• Data supplied:

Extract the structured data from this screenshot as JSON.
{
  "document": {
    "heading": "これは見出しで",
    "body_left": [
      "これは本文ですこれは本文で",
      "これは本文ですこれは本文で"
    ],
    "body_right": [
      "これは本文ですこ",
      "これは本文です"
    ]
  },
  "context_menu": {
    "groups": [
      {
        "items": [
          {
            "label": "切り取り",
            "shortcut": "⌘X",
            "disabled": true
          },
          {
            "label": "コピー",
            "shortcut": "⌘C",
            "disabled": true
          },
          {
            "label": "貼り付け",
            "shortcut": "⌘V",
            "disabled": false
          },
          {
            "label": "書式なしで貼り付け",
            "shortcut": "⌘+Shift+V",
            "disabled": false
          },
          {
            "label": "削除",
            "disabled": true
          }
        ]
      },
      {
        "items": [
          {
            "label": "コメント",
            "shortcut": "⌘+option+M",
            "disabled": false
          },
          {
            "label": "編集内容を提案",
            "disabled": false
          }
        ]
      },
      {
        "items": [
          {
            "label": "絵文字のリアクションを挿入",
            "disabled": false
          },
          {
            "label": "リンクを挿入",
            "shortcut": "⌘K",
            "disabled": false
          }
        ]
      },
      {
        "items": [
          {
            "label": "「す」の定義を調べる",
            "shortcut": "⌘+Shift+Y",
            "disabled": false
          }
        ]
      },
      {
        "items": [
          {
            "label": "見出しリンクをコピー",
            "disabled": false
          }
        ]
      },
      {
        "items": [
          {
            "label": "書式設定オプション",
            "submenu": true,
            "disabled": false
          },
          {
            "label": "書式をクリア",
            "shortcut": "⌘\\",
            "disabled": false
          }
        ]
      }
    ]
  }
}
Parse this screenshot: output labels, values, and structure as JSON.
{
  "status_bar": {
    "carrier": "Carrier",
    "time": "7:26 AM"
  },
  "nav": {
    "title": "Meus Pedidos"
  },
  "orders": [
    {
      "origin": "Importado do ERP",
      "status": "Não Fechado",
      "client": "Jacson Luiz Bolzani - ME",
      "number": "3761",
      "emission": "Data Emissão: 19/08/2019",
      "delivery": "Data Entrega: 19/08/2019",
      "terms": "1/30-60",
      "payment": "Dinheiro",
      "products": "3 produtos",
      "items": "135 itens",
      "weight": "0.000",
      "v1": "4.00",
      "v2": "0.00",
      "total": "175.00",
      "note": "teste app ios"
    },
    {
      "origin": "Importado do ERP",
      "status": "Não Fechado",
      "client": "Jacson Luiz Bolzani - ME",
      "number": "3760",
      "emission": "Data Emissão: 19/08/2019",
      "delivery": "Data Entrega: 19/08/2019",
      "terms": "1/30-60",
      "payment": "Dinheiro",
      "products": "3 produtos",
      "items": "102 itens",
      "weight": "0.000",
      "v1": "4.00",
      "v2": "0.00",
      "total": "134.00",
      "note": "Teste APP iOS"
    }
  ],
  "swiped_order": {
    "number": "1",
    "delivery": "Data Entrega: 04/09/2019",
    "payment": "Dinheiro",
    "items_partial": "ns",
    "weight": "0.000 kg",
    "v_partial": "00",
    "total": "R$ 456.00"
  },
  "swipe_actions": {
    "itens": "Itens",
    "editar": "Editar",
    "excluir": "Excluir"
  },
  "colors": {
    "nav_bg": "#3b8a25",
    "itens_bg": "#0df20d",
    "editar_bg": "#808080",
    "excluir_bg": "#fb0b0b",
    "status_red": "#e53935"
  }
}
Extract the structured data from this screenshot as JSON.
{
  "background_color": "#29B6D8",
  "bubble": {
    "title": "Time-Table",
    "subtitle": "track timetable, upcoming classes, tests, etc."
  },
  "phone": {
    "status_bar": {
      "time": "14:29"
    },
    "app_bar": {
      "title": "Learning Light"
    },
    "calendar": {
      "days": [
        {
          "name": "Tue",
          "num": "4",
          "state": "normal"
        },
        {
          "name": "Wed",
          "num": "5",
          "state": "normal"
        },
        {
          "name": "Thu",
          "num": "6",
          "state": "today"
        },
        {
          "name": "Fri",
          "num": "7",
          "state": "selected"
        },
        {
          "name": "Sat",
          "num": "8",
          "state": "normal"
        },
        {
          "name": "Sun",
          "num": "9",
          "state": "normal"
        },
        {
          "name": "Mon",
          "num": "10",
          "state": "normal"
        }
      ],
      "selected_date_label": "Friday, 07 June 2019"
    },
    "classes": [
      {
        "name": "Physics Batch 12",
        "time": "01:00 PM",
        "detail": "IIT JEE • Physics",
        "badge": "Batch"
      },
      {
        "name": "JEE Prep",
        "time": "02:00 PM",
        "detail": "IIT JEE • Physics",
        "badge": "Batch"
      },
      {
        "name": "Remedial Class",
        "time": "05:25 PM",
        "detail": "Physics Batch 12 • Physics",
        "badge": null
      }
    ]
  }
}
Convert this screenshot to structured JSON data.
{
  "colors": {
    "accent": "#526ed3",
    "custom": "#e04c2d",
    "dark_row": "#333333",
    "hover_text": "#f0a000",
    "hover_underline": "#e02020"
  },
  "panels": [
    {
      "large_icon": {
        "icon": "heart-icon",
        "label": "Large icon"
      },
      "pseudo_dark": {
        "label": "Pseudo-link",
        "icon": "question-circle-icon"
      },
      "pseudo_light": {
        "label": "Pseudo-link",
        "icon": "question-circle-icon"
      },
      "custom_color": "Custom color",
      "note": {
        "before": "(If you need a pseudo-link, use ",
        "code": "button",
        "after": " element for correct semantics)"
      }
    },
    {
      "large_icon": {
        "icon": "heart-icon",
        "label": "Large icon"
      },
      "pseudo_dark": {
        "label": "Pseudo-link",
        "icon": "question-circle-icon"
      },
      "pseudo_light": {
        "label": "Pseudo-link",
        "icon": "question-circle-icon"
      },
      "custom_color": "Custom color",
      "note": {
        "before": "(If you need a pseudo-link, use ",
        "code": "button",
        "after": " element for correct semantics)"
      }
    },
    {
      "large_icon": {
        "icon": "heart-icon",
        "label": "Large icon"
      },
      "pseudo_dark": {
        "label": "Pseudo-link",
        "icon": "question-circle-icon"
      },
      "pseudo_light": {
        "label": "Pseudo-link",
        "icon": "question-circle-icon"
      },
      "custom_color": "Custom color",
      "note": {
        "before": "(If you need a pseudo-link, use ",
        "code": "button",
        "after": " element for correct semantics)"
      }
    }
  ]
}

• Objective: Write out all records exactly, keeping every detail.

• Exercise output:
Extract the structured data from this screenshot as JSON.
{
  "document": {
    "heading": "これは見出しで",
    "body_left": [
      "これは本文ですこれは本文で",
      "これは本文ですこれは本文で"
    ],
    "body_right": [
      "これは本文ですこ",
      "これは本文です"
    ]
  },
  "context_menu": {
    "groups": [
      {
        "items": [
          {
            "label": "切り取り",
            "shortcut": "⌘X",
            "disabled": true
          },
          {
            "label": "コピー",
            "shortcut": "⌘C",
            "disabled": true
          },
          {
            "label": "貼り付け",
            "shortcut": "⌘V",
            "disabled": false
          },
          {
            "label": "書式なしで貼り付け",
            "shortcut": "⌘+Shift+V",
            "disabled": false
          },
          {
            "label": "削除",
            "disabled": true
          }
        ]
      },
      {
        "items": [
          {
            "label": "コメント",
            "shortcut": "⌘+option+M",
            "disabled": false
          },
          {
            "label": "編集内容を提案",
            "disabled": false
          }
        ]
      },
      {
        "items": [
          {
            "label": "絵文字のリアクションを挿入",
            "disabled": false
          },
          {
            "label": "リンクを挿入",
            "shortcut": "⌘K",
            "disabled": false
          }
        ]
      },
      {
        "items": [
          {
            "label": "「す」の定義を調べる",
            "shortcut": "⌘+Shift+Y",
            "disabled": false
          }
        ]
      },
      {
        "items": [
          {
            "label": "見出しリンクをコピー",
            "disabled": false
          }
        ]
      },
      {
        "items": [
          {
            "label": "書式設定オプション",
            "submenu": true,
            "disabled": false
          },
          {
            "label": "書式をクリア",
            "shortcut": "⌘\\",
            "disabled": false
          }
        ]
      }
    ]
  }
}
Parse this screenshot: output labels, values, and structure as JSON.
{
  "status_bar": {
    "carrier": "Carrier",
    "time": "7:26 AM"
  },
  "nav": {
    "title": "Meus Pedidos"
  },
  "orders": [
    {
      "origin": "Importado do ERP",
      "status": "Não Fechado",
      "client": "Jacson Luiz Bolzani - ME",
      "number": "3761",
      "emission": "Data Emissão: 19/08/2019",
      "delivery": "Data Entrega: 19/08/2019",
      "terms": "1/30-60",
      "payment": "Dinheiro",
      "products": "3 produtos",
      "items": "135 itens",
      "weight": "0.000",
      "v1": "4.00",
      "v2": "0.00",
      "total": "175.00",
      "note": "teste app ios"
    },
    {
      "origin": "Importado do ERP",
      "status": "Não Fechado",
      "client": "Jacson Luiz Bolzani - ME",
      "number": "3760",
      "emission": "Data Emissão: 19/08/2019",
      "delivery": "Data Entrega: 19/08/2019",
      "terms": "1/30-60",
      "payment": "Dinheiro",
      "products": "3 produtos",
      "items": "102 itens",
      "weight": "0.000",
      "v1": "4.00",
      "v2": "0.00",
      "total": "134.00",
      "note": "Teste APP iOS"
    }
  ],
  "swiped_order": {
    "number": "1",
    "delivery": "Data Entrega: 04/09/2019",
    "payment": "Dinheiro",
    "items_partial": "ns",
    "weight": "0.000 kg",
    "v_partial": "00",
    "total": "R$ 456.00"
  },
  "swipe_actions": {
    "itens": "Itens",
    "editar": "Editar",
    "excluir": "Excluir"
  },
  "colors": {
    "nav_bg": "#3b8a25",
    "itens_bg": "#0df20d",
    "editar_bg": "#808080",
    "excluir_bg": "#fb0b0b",
    "status_red": "#e53935"
  }
}
Extract the structured data from this screenshot as JSON.
{
  "background_color": "#29B6D8",
  "bubble": {
    "title": "Time-Table",
    "subtitle": "track timetable, upcoming classes, tests, etc."
  },
  "phone": {
    "status_bar": {
      "time": "14:29"
    },
    "app_bar": {
      "title": "Learning Light"
    },
    "calendar": {
      "days": [
        {
          "name": "Tue",
          "num": "4",
          "state": "normal"
        },
        {
          "name": "Wed",
          "num": "5",
          "state": "normal"
        },
        {
          "name": "Thu",
          "num": "6",
          "state": "today"
        },
        {
          "name": "Fri",
          "num": "7",
          "state": "selected"
        },
        {
          "name": "Sat",
          "num": "8",
          "state": "normal"
        },
        {
          "name": "Sun",
          "num": "9",
          "state": "normal"
        },
        {
          "name": "Mon",
          "num": "10",
          "state": "normal"
        }
      ],
      "selected_date_label": "Friday, 07 June 2019"
    },
    "classes": [
      {
        "name": "Physics Batch 12",
        "time": "01:00 PM",
        "detail": "IIT JEE • Physics",
        "badge": "Batch"
      },
      {
        "name": "JEE Prep",
        "time": "02:00 PM",
        "detail": "IIT JEE • Physics",
        "badge": "Batch"
      },
      {
        "name": "Remedial Class",
        "time": "05:25 PM",
        "detail": "Physics Batch 12 • Physics",
        "badge": null
      }
    ]
  }
}
Convert this screenshot to structured JSON data.
{
  "colors": {
    "accent": "#526ed3",
    "custom": "#e04c2d",
    "dark_row": "#333333",
    "hover_text": "#f0a000",
    "hover_underline": "#e02020"
  },
  "panels": [
    {
      "large_icon": {
        "icon": "heart-icon",
        "label": "Large icon"
      },
      "pseudo_dark": {
        "label": "Pseudo-link",
        "icon": "question-circle-icon"
      },
      "pseudo_light": {
        "label": "Pseudo-link",
        "icon": "question-circle-icon"
      },
      "custom_color": "Custom color",
      "note": {
        "before": "(If you need a pseudo-link, use ",
        "code": "button",
        "after": " element for correct semantics)"
      }
    },
    {
      "large_icon": {
        "icon": "heart-icon",
        "label": "Large icon"
      },
      "pseudo_dark": {
        "label": "Pseudo-link",
        "icon": "question-circle-icon"
      },
      "pseudo_light": {
        "label": "Pseudo-link",
        "icon": "question-circle-icon"
      },
      "custom_color": "Custom color",
      "note": {
        "before": "(If you need a pseudo-link, use ",
        "code": "button",
        "after": " element for correct semantics)"
      }
    },
    {
      "large_icon": {
        "icon": "heart-icon",
        "label": "Large icon"
      },
      "pseudo_dark": {
        "label": "Pseudo-link",
        "icon": "question-circle-icon"
      },
      "pseudo_light": {
        "label": "Pseudo-link",
        "icon": "question-circle-icon"
      },
      "custom_color": "Custom color",
      "note": {
        "before": "(If you need a pseudo-link, use ",
        "code": "button",
        "after": " element for correct semantics)"
      }
    }
  ]
}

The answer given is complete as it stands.